— Exercise details —
Reply with the count of lines holding "levende", nothing more.

— Supplied entries —
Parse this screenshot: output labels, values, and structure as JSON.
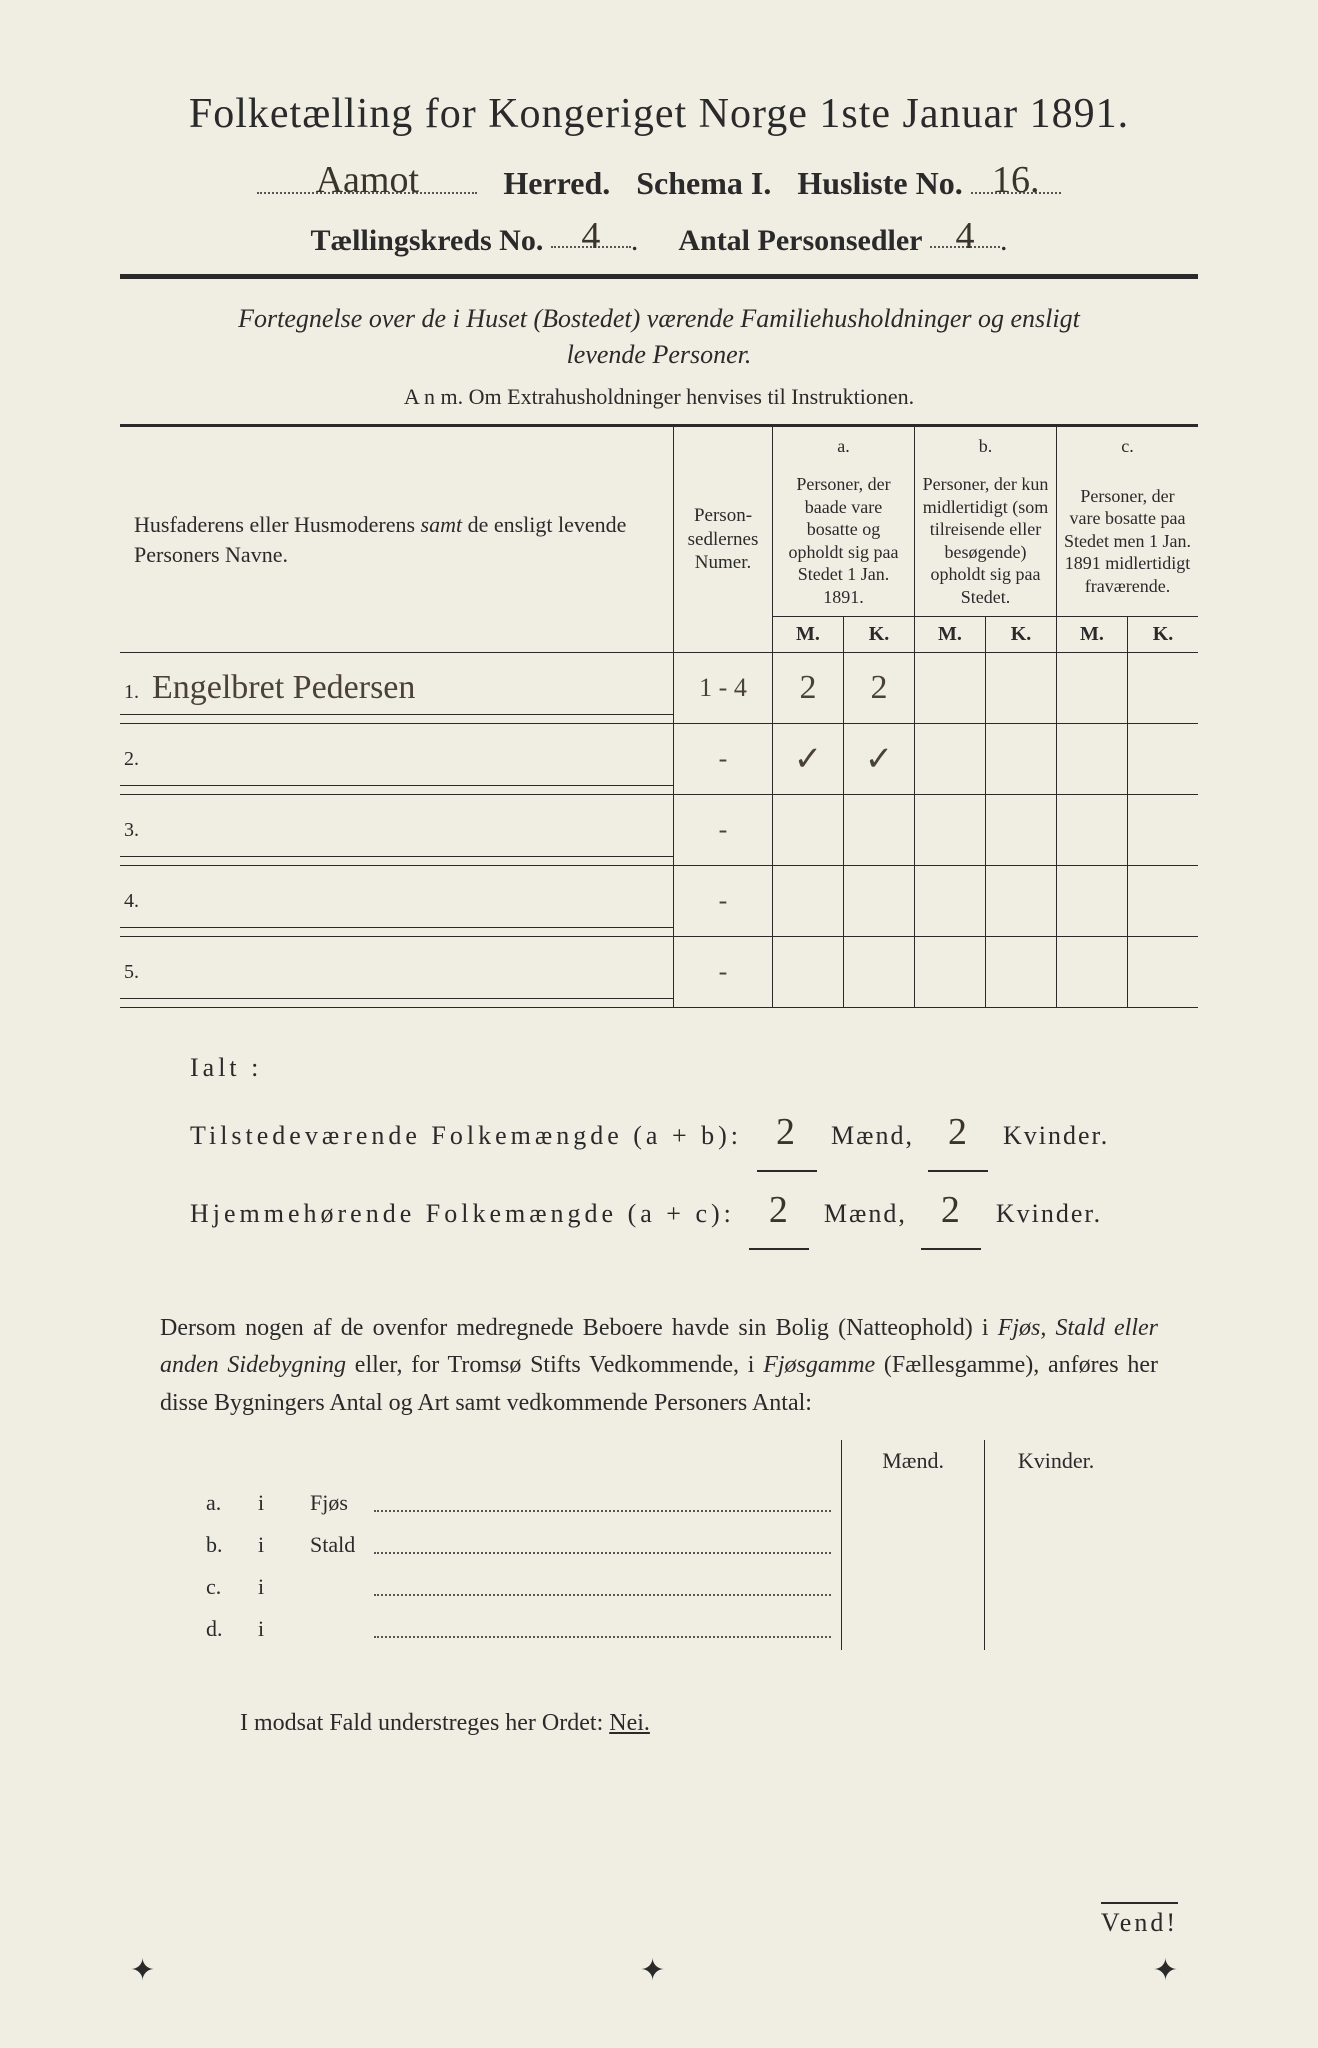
{
  "colors": {
    "paper": "#f0ede3",
    "ink": "#2a2a2a",
    "handwriting": "#4a4238",
    "dots": "#555555"
  },
  "typography": {
    "title_fontsize": 42,
    "line2_fontsize": 32,
    "line3_fontsize": 30,
    "subtitle_fontsize": 26,
    "anm_fontsize": 22,
    "table_fontsize": 20,
    "totals_fontsize": 26,
    "para_fontsize": 24,
    "handwriting_fontsize": 34
  },
  "header": {
    "title": "Folketælling for Kongeriget Norge 1ste Januar 1891.",
    "herred_handwritten": "Aamot",
    "herred_label": "Herred.",
    "schema_label": "Schema I.",
    "husliste_label": "Husliste No.",
    "husliste_no": "16.",
    "kreds_label": "Tællingskreds No.",
    "kreds_no": "4",
    "personsedler_label": "Antal Personsedler",
    "personsedler_no": "4"
  },
  "subtitle": {
    "line1": "Fortegnelse over de i Huset (Bostedet) værende Familiehusholdninger og ensligt",
    "line2": "levende Personer."
  },
  "anm": "A n m.  Om Extrahusholdninger henvises til Instruktionen.",
  "table": {
    "col1_header": "Husfaderens eller Husmoderens samt de ensligt levende Personers Navne.",
    "col2_header": "Personsedlernes Numer.",
    "col_a_label": "a.",
    "col_a_text": "Personer, der baade vare bosatte og opholdt sig paa Stedet 1 Jan. 1891.",
    "col_b_label": "b.",
    "col_b_text": "Personer, der kun midlertidigt (som tilreisende eller besøgende) opholdt sig paa Stedet.",
    "col_c_label": "c.",
    "col_c_text": "Personer, der vare bosatte paa Stedet men 1 Jan. 1891 midlertidigt fraværende.",
    "m_label": "M.",
    "k_label": "K.",
    "row_labels": [
      "1.",
      "2.",
      "3.",
      "4.",
      "5."
    ],
    "rows": [
      {
        "name": "Engelbret Pedersen",
        "numer": "1 - 4",
        "a_m": "2",
        "a_k": "2",
        "b_m": "",
        "b_k": "",
        "c_m": "",
        "c_k": ""
      },
      {
        "name": "",
        "numer": "-",
        "a_m": "✓",
        "a_k": "✓",
        "b_m": "",
        "b_k": "",
        "c_m": "",
        "c_k": ""
      },
      {
        "name": "",
        "numer": "-",
        "a_m": "",
        "a_k": "",
        "b_m": "",
        "b_k": "",
        "c_m": "",
        "c_k": ""
      },
      {
        "name": "",
        "numer": "-",
        "a_m": "",
        "a_k": "",
        "b_m": "",
        "b_k": "",
        "c_m": "",
        "c_k": ""
      },
      {
        "name": "",
        "numer": "-",
        "a_m": "",
        "a_k": "",
        "b_m": "",
        "b_k": "",
        "c_m": "",
        "c_k": ""
      }
    ]
  },
  "totals": {
    "ialt": "Ialt :",
    "line1_label": "Tilstedeværende Folkemængde (a + b):",
    "line2_label": "Hjemmehørende Folkemængde (a + c):",
    "maend_label": "Mænd,",
    "kvinder_label": "Kvinder.",
    "line1_m": "2",
    "line1_k": "2",
    "line2_m": "2",
    "line2_k": "2"
  },
  "paragraph": "Dersom nogen af de ovenfor medregnede Beboere havde sin Bolig (Natteophold) i Fjøs, Stald eller anden Sidebygning eller, for Tromsø Stifts Vedkommende, i Fjøsgamme (Fællesgamme), anføres her disse Bygningers Antal og Art samt vedkommende Personers Antal:",
  "sidetable": {
    "maend": "Mænd.",
    "kvinder": "Kvinder.",
    "rows": [
      {
        "letter": "a.",
        "i": "i",
        "label": "Fjøs"
      },
      {
        "letter": "b.",
        "i": "i",
        "label": "Stald"
      },
      {
        "letter": "c.",
        "i": "i",
        "label": ""
      },
      {
        "letter": "d.",
        "i": "i",
        "label": ""
      }
    ]
  },
  "nei_line": {
    "text": "I modsat Fald understreges her Ordet:",
    "nei": "Nei."
  },
  "vend": "Vend!"
}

— Result below —
2